##### Supplied data #####
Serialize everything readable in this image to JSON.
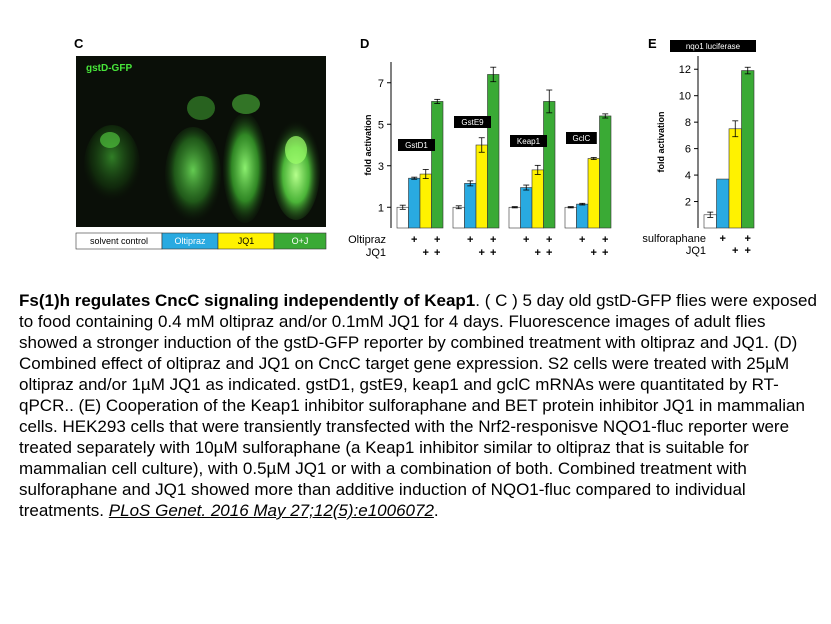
{
  "panel_c": {
    "letter": "C",
    "image_label": "gstD-GFP",
    "legend": [
      {
        "label": "solvent control",
        "color": "#ffffff",
        "text_color": "#000000"
      },
      {
        "label": "Oltipraz",
        "color": "#29aae1",
        "text_color": "#ffffff"
      },
      {
        "label": "JQ1",
        "color": "#fff200",
        "text_color": "#000000"
      },
      {
        "label": "O+J",
        "color": "#3aaa35",
        "text_color": "#ffffff"
      }
    ]
  },
  "panel_d": {
    "letter": "D",
    "row_labels": [
      "Oltipraz",
      "JQ1"
    ]
  },
  "panel_e": {
    "letter": "E",
    "row_labels": [
      "sulforaphane",
      "JQ1"
    ]
  },
  "chart_data": [
    {
      "type": "bar",
      "panel": "D",
      "ylabel": "fold activation",
      "ylim": [
        0,
        8
      ],
      "yticks": [
        "1",
        "3",
        "5",
        "7"
      ],
      "groups": [
        "GstD1",
        "GstE9",
        "Keap1",
        "GclC"
      ],
      "series": [
        {
          "name": "solvent control",
          "color": "#ffffff",
          "values": [
            1.0,
            1.0,
            1.0,
            1.0
          ],
          "errors": [
            0.1,
            0.07,
            0.03,
            0.03
          ]
        },
        {
          "name": "Oltipraz",
          "color": "#29aae1",
          "values": [
            2.4,
            2.15,
            1.95,
            1.15
          ],
          "errors": [
            0.05,
            0.12,
            0.12,
            0.04
          ]
        },
        {
          "name": "JQ1",
          "color": "#fff200",
          "values": [
            2.6,
            4.0,
            2.8,
            3.35
          ],
          "errors": [
            0.22,
            0.35,
            0.22,
            0.05
          ]
        },
        {
          "name": "O+J",
          "color": "#3aaa35",
          "values": [
            6.1,
            7.4,
            6.1,
            5.4
          ],
          "errors": [
            0.1,
            0.35,
            0.55,
            0.1
          ]
        }
      ],
      "treatment_rows": {
        "Oltipraz": [
          "",
          "+",
          "",
          "+"
        ],
        "JQ1": [
          "",
          "",
          "+",
          "+"
        ]
      }
    },
    {
      "type": "bar",
      "panel": "E",
      "title": "nqo1 luciferase",
      "ylabel": "fold activation",
      "ylim": [
        0,
        13
      ],
      "yticks": [
        "2",
        "4",
        "6",
        "8",
        "10",
        "12"
      ],
      "categories": [
        "control",
        "sulforaphane",
        "JQ1",
        "sulforaphane + JQ1"
      ],
      "values": [
        1.0,
        3.7,
        7.5,
        11.9
      ],
      "errors": [
        0.2,
        0.0,
        0.6,
        0.25
      ],
      "colors": [
        "#ffffff",
        "#29aae1",
        "#fff200",
        "#3aaa35"
      ],
      "treatment_rows": {
        "sulforaphane": [
          "",
          "+",
          "",
          "+"
        ],
        "JQ1": [
          "",
          "",
          "+",
          "+"
        ]
      }
    }
  ],
  "caption": {
    "title": "Fs(1)h regulates CncC signaling independently of Keap1",
    "body": ". ( C ) 5 day old gstD-GFP flies were exposed to food containing 0.4 mM oltipraz and/or 0.1mM JQ1 for 4 days. Fluorescence images of adult flies showed a stronger induction of the gstD-GFP reporter by combined treatment with oltipraz and JQ1. (D) Combined effect of oltipraz and JQ1 on CncC target gene expression. S2 cells were treated with 25µM oltipraz and/or 1µM JQ1 as indicated. gstD1, gstE9, keap1 and gclC mRNAs were quantitated by RT-qPCR.. (E) Cooperation of the Keap1 inhibitor sulforaphane and BET protein inhibitor JQ1 in mammalian cells. HEK293 cells that were transiently transfected with the Nrf2-responisve NQO1-fluc reporter were treated separately with 10µM sulforaphane (a Keap1 inhibitor similar to oltipraz that is suitable for mammalian cell culture), with 0.5µM JQ1 or with a combination of both. Combined treatment with sulforaphane and JQ1 showed more than additive induction of NQO1-fluc compared to individual treatments.",
    "citation": "PLoS Genet. 2016 May 27;12(5):e1006072",
    "end": "."
  }
}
#####
* [The problem]: Above are the records; transcribe them exactly without the pictures.

* [Output for this task]:
Serialize everything readable in this image to JSON.
{
  "panel_c": {
    "letter": "C",
    "image_label": "gstD-GFP",
    "legend": [
      {
        "label": "solvent control",
        "color": "#ffffff",
        "text_color": "#000000"
      },
      {
        "label": "Oltipraz",
        "color": "#29aae1",
        "text_color": "#ffffff"
      },
      {
        "label": "JQ1",
        "color": "#fff200",
        "text_color": "#000000"
      },
      {
        "label": "O+J",
        "color": "#3aaa35",
        "text_color": "#ffffff"
      }
    ]
  },
  "panel_d": {
    "letter": "D",
    "row_labels": [
      "Oltipraz",
      "JQ1"
    ]
  },
  "panel_e": {
    "letter": "E",
    "row_labels": [
      "sulforaphane",
      "JQ1"
    ]
  },
  "chart_data": [
    {
      "type": "bar",
      "panel": "D",
      "ylabel": "fold activation",
      "ylim": [
        0,
        8
      ],
      "yticks": [
        "1",
        "3",
        "5",
        "7"
      ],
      "groups": [
        "GstD1",
        "GstE9",
        "Keap1",
        "GclC"
      ],
      "series": [
        {
          "name": "solvent control",
          "color": "#ffffff",
          "values": [
            1.0,
            1.0,
            1.0,
            1.0
          ],
          "errors": [
            0.1,
            0.07,
            0.03,
            0.03
          ]
        },
        {
          "name": "Oltipraz",
          "color": "#29aae1",
          "values": [
            2.4,
            2.15,
            1.95,
            1.15
          ],
          "errors": [
            0.05,
            0.12,
            0.12,
            0.04
          ]
        },
        {
          "name": "JQ1",
          "color": "#fff200",
          "values": [
            2.6,
            4.0,
            2.8,
            3.35
          ],
          "errors": [
            0.22,
            0.35,
            0.22,
            0.05
          ]
        },
        {
          "name": "O+J",
          "color": "#3aaa35",
          "values": [
            6.1,
            7.4,
            6.1,
            5.4
          ],
          "errors": [
            0.1,
            0.35,
            0.55,
            0.1
          ]
        }
      ],
      "treatment_rows": {
        "Oltipraz": [
          "",
          "+",
          "",
          "+"
        ],
        "JQ1": [
          "",
          "",
          "+",
          "+"
        ]
      }
    },
    {
      "type": "bar",
      "panel": "E",
      "title": "nqo1 luciferase",
      "ylabel": "fold activation",
      "ylim": [
        0,
        13
      ],
      "yticks": [
        "2",
        "4",
        "6",
        "8",
        "10",
        "12"
      ],
      "categories": [
        "control",
        "sulforaphane",
        "JQ1",
        "sulforaphane + JQ1"
      ],
      "values": [
        1.0,
        3.7,
        7.5,
        11.9
      ],
      "errors": [
        0.2,
        0.0,
        0.6,
        0.25
      ],
      "colors": [
        "#ffffff",
        "#29aae1",
        "#fff200",
        "#3aaa35"
      ],
      "treatment_rows": {
        "sulforaphane": [
          "",
          "+",
          "",
          "+"
        ],
        "JQ1": [
          "",
          "",
          "+",
          "+"
        ]
      }
    }
  ],
  "caption": {
    "title": "Fs(1)h regulates CncC signaling independently of Keap1",
    "body": ". ( C ) 5 day old gstD-GFP flies were exposed to food containing 0.4 mM oltipraz and/or 0.1mM JQ1 for 4 days. Fluorescence images of adult flies showed a stronger induction of the gstD-GFP reporter by combined treatment with oltipraz and JQ1. (D) Combined effect of oltipraz and JQ1 on CncC target gene expression. S2 cells were treated with 25µM oltipraz and/or 1µM JQ1 as indicated. gstD1, gstE9, keap1 and gclC mRNAs were quantitated by RT-qPCR.. (E) Cooperation of the Keap1 inhibitor sulforaphane and BET protein inhibitor JQ1 in mammalian cells. HEK293 cells that were transiently transfected with the Nrf2-responisve NQO1-fluc reporter were treated separately with 10µM sulforaphane (a Keap1 inhibitor similar to oltipraz that is suitable for mammalian cell culture), with 0.5µM JQ1 or with a combination of both. Combined treatment with sulforaphane and JQ1 showed more than additive induction of NQO1-fluc compared to individual treatments.",
    "citation": "PLoS Genet. 2016 May 27;12(5):e1006072",
    "end": "."
  }
}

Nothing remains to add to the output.